> **Objectifs**:
[1] D'après la source, quelle part de l'électricité qui transite la conversion consomme-t-elle à chaque extrémité ?
[2] Reprenez le passage de la source compris entre « La dimension du » et « d’électricité vers 19h. », inclus, en remplaçant « économique » par « rentable ».
[3] Pour chaque affirmation, dites par oui ou par non si elle concorde avec la source, et citez mot pour mot les termes qui tranchent.
(a) Les deux stations de conversion se trouvent à Baixas et à Santa Llogaia.
(b) Le courant alternatif est une solution plus économique que le HVDC.
(c) Le HVDC évite d'avoir à gérer les ajustements de fréquence entre les deux réseaux nationaux.

Pourquoi est-il necessaire de creuser un tunnel aussi large?

jeff_1982

“A chaque extrémité de la ligne, à Baixas et Santa Llogaia, deux stations de conversion sont en construction, qui permettront, une fois reliées aux postes électriques voisins, de transformer le courant alternatif en courant continu et inversement.” Il reste donc plus d’un an pour trouver une solution viable d’exploiter toute la chaleur dégagée par ces batiments… sutout l’hiver. Un réseau de chaleur couplé à un onduleur/transfo…. de quoi faire des fraise en décembre pour 3 fois rien !!!

Luis

La dimension du tunnel est conditionnée par des besoins techniques : dimension des tourets de cables, espacement entre chaque cable, poste de travail pour les raccordements dans le tunnel, … A chaque extrémité, la conversion consomme environ 1% de l’électricité qui transite. Mais cette solution est plus économique en HVDC (Hight Voltage Direct Current) qu’en alternatif. Cela permet aussi de ne pas avoir à gérer les ajustements de fréquence entre les deux réseaux nationaux. Pour les fraises en hiver : Attendons un petit optimum climatique, comme au Moyen-âge, et le problème sera résolu. Moins de chauffage en hiver aussi et disparition du pic hivernal de consommation d’électricité vers 19h.

> **Enregistrements fournis**:

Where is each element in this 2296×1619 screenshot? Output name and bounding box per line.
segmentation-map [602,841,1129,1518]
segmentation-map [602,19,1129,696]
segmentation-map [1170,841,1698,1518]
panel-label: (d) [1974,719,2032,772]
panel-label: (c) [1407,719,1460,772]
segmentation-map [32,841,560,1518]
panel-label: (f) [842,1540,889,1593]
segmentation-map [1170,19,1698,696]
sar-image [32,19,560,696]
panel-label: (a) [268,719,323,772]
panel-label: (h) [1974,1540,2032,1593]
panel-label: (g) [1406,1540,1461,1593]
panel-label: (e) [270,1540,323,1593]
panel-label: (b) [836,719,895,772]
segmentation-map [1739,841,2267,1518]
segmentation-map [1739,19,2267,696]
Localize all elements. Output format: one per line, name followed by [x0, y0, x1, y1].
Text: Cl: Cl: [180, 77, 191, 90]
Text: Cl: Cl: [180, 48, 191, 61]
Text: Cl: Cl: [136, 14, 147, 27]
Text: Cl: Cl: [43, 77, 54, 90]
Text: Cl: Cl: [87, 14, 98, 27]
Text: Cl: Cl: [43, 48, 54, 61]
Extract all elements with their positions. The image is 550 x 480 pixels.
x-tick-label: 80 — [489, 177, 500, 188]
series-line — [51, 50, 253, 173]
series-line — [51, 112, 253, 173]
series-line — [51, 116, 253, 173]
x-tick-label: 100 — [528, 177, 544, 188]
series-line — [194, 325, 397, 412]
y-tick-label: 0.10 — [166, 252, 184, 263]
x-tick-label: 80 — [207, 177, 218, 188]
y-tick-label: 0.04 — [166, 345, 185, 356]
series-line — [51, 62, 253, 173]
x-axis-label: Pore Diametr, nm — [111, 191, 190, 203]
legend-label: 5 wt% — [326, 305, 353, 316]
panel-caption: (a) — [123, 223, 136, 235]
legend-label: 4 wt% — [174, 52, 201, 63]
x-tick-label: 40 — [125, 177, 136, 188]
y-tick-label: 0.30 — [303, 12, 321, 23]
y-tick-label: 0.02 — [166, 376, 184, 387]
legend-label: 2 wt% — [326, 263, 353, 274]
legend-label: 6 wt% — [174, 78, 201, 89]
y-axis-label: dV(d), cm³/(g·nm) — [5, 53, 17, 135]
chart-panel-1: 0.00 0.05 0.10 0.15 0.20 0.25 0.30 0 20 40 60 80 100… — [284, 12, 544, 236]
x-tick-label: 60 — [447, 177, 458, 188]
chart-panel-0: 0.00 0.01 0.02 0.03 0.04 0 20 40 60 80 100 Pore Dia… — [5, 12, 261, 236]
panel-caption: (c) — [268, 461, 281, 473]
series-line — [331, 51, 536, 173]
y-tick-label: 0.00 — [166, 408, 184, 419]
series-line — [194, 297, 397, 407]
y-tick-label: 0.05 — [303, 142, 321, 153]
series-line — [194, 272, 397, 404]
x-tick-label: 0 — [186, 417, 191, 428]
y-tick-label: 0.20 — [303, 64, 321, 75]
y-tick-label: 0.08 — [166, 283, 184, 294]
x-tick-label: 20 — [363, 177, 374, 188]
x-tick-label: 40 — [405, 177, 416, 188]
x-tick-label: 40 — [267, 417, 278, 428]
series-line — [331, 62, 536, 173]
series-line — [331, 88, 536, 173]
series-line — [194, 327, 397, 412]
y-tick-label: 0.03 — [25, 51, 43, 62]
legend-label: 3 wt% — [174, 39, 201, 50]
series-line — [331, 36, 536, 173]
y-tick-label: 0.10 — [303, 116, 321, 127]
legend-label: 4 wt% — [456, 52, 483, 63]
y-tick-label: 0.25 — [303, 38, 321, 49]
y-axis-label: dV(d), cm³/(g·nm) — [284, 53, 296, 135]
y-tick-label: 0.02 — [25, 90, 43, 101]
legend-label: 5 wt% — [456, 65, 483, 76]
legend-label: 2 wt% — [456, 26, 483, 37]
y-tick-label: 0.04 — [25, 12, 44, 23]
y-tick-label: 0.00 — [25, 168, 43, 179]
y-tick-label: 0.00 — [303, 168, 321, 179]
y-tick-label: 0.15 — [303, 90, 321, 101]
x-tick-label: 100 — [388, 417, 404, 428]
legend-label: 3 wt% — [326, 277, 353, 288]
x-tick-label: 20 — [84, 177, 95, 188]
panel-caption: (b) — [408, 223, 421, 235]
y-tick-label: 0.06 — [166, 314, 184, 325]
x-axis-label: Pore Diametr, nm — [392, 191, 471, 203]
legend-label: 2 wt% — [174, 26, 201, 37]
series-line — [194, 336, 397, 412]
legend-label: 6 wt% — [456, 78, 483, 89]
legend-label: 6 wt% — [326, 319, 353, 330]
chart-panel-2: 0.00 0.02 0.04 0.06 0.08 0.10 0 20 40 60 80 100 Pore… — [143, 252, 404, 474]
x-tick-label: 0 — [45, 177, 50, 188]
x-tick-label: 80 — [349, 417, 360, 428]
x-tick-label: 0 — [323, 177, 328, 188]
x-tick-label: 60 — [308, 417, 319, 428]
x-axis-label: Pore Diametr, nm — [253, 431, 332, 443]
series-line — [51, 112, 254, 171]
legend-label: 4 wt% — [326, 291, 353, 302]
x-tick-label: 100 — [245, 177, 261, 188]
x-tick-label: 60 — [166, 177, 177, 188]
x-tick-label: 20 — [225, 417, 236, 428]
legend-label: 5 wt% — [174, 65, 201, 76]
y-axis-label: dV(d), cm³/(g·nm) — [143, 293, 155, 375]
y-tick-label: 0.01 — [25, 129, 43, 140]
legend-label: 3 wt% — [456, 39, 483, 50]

> **Résultats par tâche**:
[1] Environ 1 % de l'électricité qui transite.

[2]
La dimension du tunnel est conditionnée par des besoins techniques : dimension des tourets de cables, espacement entre chaque cable, poste de travail pour les raccordements dans le tunnel, … A chaque extrémité, la conversion consomme environ 1% de l’électricité qui transite. Mais cette solution est plus rentable en HVDC (Hight Voltage Direct Current) qu’en alternatif. Cela permet aussi de ne pas avoir à gérer les ajustements de fréquence entre les deux réseaux nationaux. Pour les fraises en hiver : Attendons un petit optimum climatique, comme au Moyen-âge, et le problème sera résolu. Moins de chauffage en hiver aussi et disparition du pic hivernal de consommation d’électricité vers 19h.

[3]
(a) Oui : « A chaque extrémité de la ligne, à Baixas et Santa Llogaia, deux stations de conversion sont en construction ».
(b) Non : « cette solution est plus économique en HVDC (Hight Voltage Direct Current) qu’en alternatif ».
(c) Oui : « Cela permet aussi de ne pas avoir à gérer les ajustements de fréquence entre les deux réseaux nationaux. »